### GIVEN PROBLEM
Take the records underneath and set them down exactly.

### RECORDS TO USE
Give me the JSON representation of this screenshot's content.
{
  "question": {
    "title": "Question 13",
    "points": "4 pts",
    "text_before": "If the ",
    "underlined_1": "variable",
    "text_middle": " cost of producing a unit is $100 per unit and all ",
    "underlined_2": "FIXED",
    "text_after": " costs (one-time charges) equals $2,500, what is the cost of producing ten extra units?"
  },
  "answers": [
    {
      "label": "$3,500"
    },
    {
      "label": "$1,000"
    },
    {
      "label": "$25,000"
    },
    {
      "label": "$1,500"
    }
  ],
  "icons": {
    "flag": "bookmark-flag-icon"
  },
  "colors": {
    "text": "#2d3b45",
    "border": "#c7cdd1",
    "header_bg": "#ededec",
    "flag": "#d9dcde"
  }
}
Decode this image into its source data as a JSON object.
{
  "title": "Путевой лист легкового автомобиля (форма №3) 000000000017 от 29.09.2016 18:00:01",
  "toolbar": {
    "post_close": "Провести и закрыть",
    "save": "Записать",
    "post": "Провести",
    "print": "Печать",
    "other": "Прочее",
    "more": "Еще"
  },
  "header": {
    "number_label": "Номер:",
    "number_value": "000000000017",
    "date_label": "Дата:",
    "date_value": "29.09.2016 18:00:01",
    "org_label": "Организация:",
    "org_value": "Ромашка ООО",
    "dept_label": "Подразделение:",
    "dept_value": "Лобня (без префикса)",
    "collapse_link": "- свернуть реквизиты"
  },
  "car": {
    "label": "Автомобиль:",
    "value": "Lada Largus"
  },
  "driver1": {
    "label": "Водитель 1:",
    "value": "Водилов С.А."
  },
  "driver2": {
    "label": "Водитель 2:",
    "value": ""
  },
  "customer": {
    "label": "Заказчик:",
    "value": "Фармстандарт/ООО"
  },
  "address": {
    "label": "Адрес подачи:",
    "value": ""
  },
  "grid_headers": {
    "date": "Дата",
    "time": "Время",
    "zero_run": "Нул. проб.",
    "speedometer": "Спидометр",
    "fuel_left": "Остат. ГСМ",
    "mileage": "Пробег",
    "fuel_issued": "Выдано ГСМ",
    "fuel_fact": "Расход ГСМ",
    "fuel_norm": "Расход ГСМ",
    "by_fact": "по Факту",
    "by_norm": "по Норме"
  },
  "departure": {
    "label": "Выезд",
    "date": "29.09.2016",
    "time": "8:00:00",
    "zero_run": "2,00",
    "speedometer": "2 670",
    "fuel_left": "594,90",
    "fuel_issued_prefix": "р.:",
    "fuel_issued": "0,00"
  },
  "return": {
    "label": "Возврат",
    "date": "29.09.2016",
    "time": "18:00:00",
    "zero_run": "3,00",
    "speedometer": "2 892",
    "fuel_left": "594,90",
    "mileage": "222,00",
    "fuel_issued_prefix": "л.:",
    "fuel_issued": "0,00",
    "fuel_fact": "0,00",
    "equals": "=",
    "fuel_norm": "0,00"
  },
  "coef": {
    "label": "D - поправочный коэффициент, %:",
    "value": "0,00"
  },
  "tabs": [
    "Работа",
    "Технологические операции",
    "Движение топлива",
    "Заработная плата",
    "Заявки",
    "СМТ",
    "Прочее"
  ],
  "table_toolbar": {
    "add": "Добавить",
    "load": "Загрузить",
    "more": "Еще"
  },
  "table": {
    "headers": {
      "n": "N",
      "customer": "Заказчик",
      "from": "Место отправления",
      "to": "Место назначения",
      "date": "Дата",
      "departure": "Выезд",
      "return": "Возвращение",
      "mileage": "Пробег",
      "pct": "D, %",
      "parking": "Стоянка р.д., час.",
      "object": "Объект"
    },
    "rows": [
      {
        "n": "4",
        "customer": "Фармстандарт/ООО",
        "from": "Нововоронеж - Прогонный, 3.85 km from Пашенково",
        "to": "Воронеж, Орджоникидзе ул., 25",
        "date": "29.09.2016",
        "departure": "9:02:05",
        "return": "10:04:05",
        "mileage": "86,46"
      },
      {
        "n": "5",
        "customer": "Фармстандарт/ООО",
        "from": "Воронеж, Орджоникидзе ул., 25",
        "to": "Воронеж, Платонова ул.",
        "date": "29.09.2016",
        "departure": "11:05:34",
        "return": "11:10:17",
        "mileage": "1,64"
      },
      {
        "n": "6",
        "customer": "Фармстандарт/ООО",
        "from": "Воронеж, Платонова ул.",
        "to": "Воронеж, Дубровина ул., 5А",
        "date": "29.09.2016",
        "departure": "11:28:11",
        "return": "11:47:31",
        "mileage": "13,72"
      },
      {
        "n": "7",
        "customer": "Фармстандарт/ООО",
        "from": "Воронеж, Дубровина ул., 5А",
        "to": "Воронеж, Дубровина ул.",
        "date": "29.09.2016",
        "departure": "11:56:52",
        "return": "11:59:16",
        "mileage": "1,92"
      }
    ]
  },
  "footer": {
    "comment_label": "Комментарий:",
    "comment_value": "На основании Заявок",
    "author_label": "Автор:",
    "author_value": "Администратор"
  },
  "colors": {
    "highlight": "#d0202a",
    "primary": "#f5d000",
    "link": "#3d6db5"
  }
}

### FULL ANSWER
Give me the JSON representation of this screenshot's content.
{
  "question": {
    "title": "Question 13",
    "points": "4 pts",
    "text_before": "If the ",
    "underlined_1": "variable",
    "text_middle": " cost of producing a unit is $100 per unit and all ",
    "underlined_2": "FIXED",
    "text_after": " costs (one-time charges) equals $2,500, what is the cost of producing ten extra units?"
  },
  "answers": [
    {
      "label": "$3,500"
    },
    {
      "label": "$1,000"
    },
    {
      "label": "$25,000"
    },
    {
      "label": "$1,500"
    }
  ],
  "icons": {
    "flag": "bookmark-flag-icon"
  },
  "colors": {
    "text": "#2d3b45",
    "border": "#c7cdd1",
    "header_bg": "#ededec",
    "flag": "#d9dcde"
  }
}
Decode this image into its source data as a JSON object.
{
  "title": "Путевой лист легкового автомобиля (форма №3) 000000000017 от 29.09.2016 18:00:01",
  "toolbar": {
    "post_close": "Провести и закрыть",
    "save": "Записать",
    "post": "Провести",
    "print": "Печать",
    "other": "Прочее",
    "more": "Еще"
  },
  "header": {
    "number_label": "Номер:",
    "number_value": "000000000017",
    "date_label": "Дата:",
    "date_value": "29.09.2016 18:00:01",
    "org_label": "Организация:",
    "org_value": "Ромашка ООО",
    "dept_label": "Подразделение:",
    "dept_value": "Лобня (без префикса)",
    "collapse_link": "- свернуть реквизиты"
  },
  "car": {
    "label": "Автомобиль:",
    "value": "Lada Largus"
  },
  "driver1": {
    "label": "Водитель 1:",
    "value": "Водилов С.А."
  },
  "driver2": {
    "label": "Водитель 2:",
    "value": ""
  },
  "customer": {
    "label": "Заказчик:",
    "value": "Фармстандарт/ООО"
  },
  "address": {
    "label": "Адрес подачи:",
    "value": ""
  },
  "grid_headers": {
    "date": "Дата",
    "time": "Время",
    "zero_run": "Нул. проб.",
    "speedometer": "Спидометр",
    "fuel_left": "Остат. ГСМ",
    "mileage": "Пробег",
    "fuel_issued": "Выдано ГСМ",
    "fuel_fact": "Расход ГСМ",
    "fuel_norm": "Расход ГСМ",
    "by_fact": "по Факту",
    "by_norm": "по Норме"
  },
  "departure": {
    "label": "Выезд",
    "date": "29.09.2016",
    "time": "8:00:00",
    "zero_run": "2,00",
    "speedometer": "2 670",
    "fuel_left": "594,90",
    "fuel_issued_prefix": "р.:",
    "fuel_issued": "0,00"
  },
  "return": {
    "label": "Возврат",
    "date": "29.09.2016",
    "time": "18:00:00",
    "zero_run": "3,00",
    "speedometer": "2 892",
    "fuel_left": "594,90",
    "mileage": "222,00",
    "fuel_issued_prefix": "л.:",
    "fuel_issued": "0,00",
    "fuel_fact": "0,00",
    "equals": "=",
    "fuel_norm": "0,00"
  },
  "coef": {
    "label": "D - поправочный коэффициент, %:",
    "value": "0,00"
  },
  "tabs": [
    "Работа",
    "Технологические операции",
    "Движение топлива",
    "Заработная плата",
    "Заявки",
    "СМТ",
    "Прочее"
  ],
  "table_toolbar": {
    "add": "Добавить",
    "load": "Загрузить",
    "more": "Еще"
  },
  "table": {
    "headers": {
      "n": "N",
      "customer": "Заказчик",
      "from": "Место отправления",
      "to": "Место назначения",
      "date": "Дата",
      "departure": "Выезд",
      "return": "Возвращение",
      "mileage": "Пробег",
      "pct": "D, %",
      "parking": "Стоянка р.д., час.",
      "object": "Объект"
    },
    "rows": [
      {
        "n": "4",
        "customer": "Фармстандарт/ООО",
        "from": "Нововоронеж - Прогонный, 3.85 km from Пашенково",
        "to": "Воронеж, Орджоникидзе ул., 25",
        "date": "29.09.2016",
        "departure": "9:02:05",
        "return": "10:04:05",
        "mileage": "86,46"
      },
      {
        "n": "5",
        "customer": "Фармстандарт/ООО",
        "from": "Воронеж, Орджоникидзе ул., 25",
        "to": "Воронеж, Платонова ул.",
        "date": "29.09.2016",
        "departure": "11:05:34",
        "return": "11:10:17",
        "mileage": "1,64"
      },
      {
        "n": "6",
        "customer": "Фармстандарт/ООО",
        "from": "Воронеж, Платонова ул.",
        "to": "Воронеж, Дубровина ул., 5А",
        "date": "29.09.2016",
        "departure": "11:28:11",
        "return": "11:47:31",
        "mileage": "13,72"
      },
      {
        "n": "7",
        "customer": "Фармстандарт/ООО",
        "from": "Воронеж, Дубровина ул., 5А",
        "to": "Воронеж, Дубровина ул.",
        "date": "29.09.2016",
        "departure": "11:56:52",
        "return": "11:59:16",
        "mileage": "1,92"
      }
    ]
  },
  "footer": {
    "comment_label": "Комментарий:",
    "comment_value": "На основании Заявок",
    "author_label": "Автор:",
    "author_value": "Администратор"
  },
  "colors": {
    "highlight": "#d0202a",
    "primary": "#f5d000",
    "link": "#3d6db5"
  }
}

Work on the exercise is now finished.